## START Stored rows
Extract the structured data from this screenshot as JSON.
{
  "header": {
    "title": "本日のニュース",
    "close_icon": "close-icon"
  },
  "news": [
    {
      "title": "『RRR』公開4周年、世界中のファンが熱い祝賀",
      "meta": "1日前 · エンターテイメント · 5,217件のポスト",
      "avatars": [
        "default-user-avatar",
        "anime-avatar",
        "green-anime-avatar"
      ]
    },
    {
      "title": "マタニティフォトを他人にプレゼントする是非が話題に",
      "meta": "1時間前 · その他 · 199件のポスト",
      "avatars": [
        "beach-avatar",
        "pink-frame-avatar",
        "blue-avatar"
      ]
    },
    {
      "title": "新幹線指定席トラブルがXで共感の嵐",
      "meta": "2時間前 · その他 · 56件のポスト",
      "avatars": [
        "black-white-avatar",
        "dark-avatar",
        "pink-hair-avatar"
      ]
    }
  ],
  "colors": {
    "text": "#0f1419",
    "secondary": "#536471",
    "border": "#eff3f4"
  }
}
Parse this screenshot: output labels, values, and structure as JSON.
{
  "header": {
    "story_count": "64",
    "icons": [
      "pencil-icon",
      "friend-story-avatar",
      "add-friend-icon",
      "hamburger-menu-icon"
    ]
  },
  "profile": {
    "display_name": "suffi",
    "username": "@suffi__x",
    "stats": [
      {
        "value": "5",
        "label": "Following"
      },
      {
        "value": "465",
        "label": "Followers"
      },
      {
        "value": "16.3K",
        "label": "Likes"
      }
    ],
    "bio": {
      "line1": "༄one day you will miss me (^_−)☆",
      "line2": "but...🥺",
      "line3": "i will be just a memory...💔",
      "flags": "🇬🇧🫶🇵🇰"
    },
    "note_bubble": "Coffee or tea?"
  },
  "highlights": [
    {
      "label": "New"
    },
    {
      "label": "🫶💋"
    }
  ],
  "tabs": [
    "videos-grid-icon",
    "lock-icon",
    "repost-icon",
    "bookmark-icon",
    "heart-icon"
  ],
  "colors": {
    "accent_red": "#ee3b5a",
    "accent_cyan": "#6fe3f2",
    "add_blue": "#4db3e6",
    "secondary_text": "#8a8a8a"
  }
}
## END Stored rows
▶ **What is being asked**: Extract every entry above as it appears.

▶ **Answer to the exercise**:
Extract the structured data from this screenshot as JSON.
{
  "header": {
    "title": "本日のニュース",
    "close_icon": "close-icon"
  },
  "news": [
    {
      "title": "『RRR』公開4周年、世界中のファンが熱い祝賀",
      "meta": "1日前 · エンターテイメント · 5,217件のポスト",
      "avatars": [
        "default-user-avatar",
        "anime-avatar",
        "green-anime-avatar"
      ]
    },
    {
      "title": "マタニティフォトを他人にプレゼントする是非が話題に",
      "meta": "1時間前 · その他 · 199件のポスト",
      "avatars": [
        "beach-avatar",
        "pink-frame-avatar",
        "blue-avatar"
      ]
    },
    {
      "title": "新幹線指定席トラブルがXで共感の嵐",
      "meta": "2時間前 · その他 · 56件のポスト",
      "avatars": [
        "black-white-avatar",
        "dark-avatar",
        "pink-hair-avatar"
      ]
    }
  ],
  "colors": {
    "text": "#0f1419",
    "secondary": "#536471",
    "border": "#eff3f4"
  }
}
Parse this screenshot: output labels, values, and structure as JSON.
{
  "header": {
    "story_count": "64",
    "icons": [
      "pencil-icon",
      "friend-story-avatar",
      "add-friend-icon",
      "hamburger-menu-icon"
    ]
  },
  "profile": {
    "display_name": "suffi",
    "username": "@suffi__x",
    "stats": [
      {
        "value": "5",
        "label": "Following"
      },
      {
        "value": "465",
        "label": "Followers"
      },
      {
        "value": "16.3K",
        "label": "Likes"
      }
    ],
    "bio": {
      "line1": "༄one day you will miss me (^_−)☆",
      "line2": "but...🥺",
      "line3": "i will be just a memory...💔",
      "flags": "🇬🇧🫶🇵🇰"
    },
    "note_bubble": "Coffee or tea?"
  },
  "highlights": [
    {
      "label": "New"
    },
    {
      "label": "🫶💋"
    }
  ],
  "tabs": [
    "videos-grid-icon",
    "lock-icon",
    "repost-icon",
    "bookmark-icon",
    "heart-icon"
  ],
  "colors": {
    "accent_red": "#ee3b5a",
    "accent_cyan": "#6fe3f2",
    "add_blue": "#4db3e6",
    "secondary_text": "#8a8a8a"
  }
}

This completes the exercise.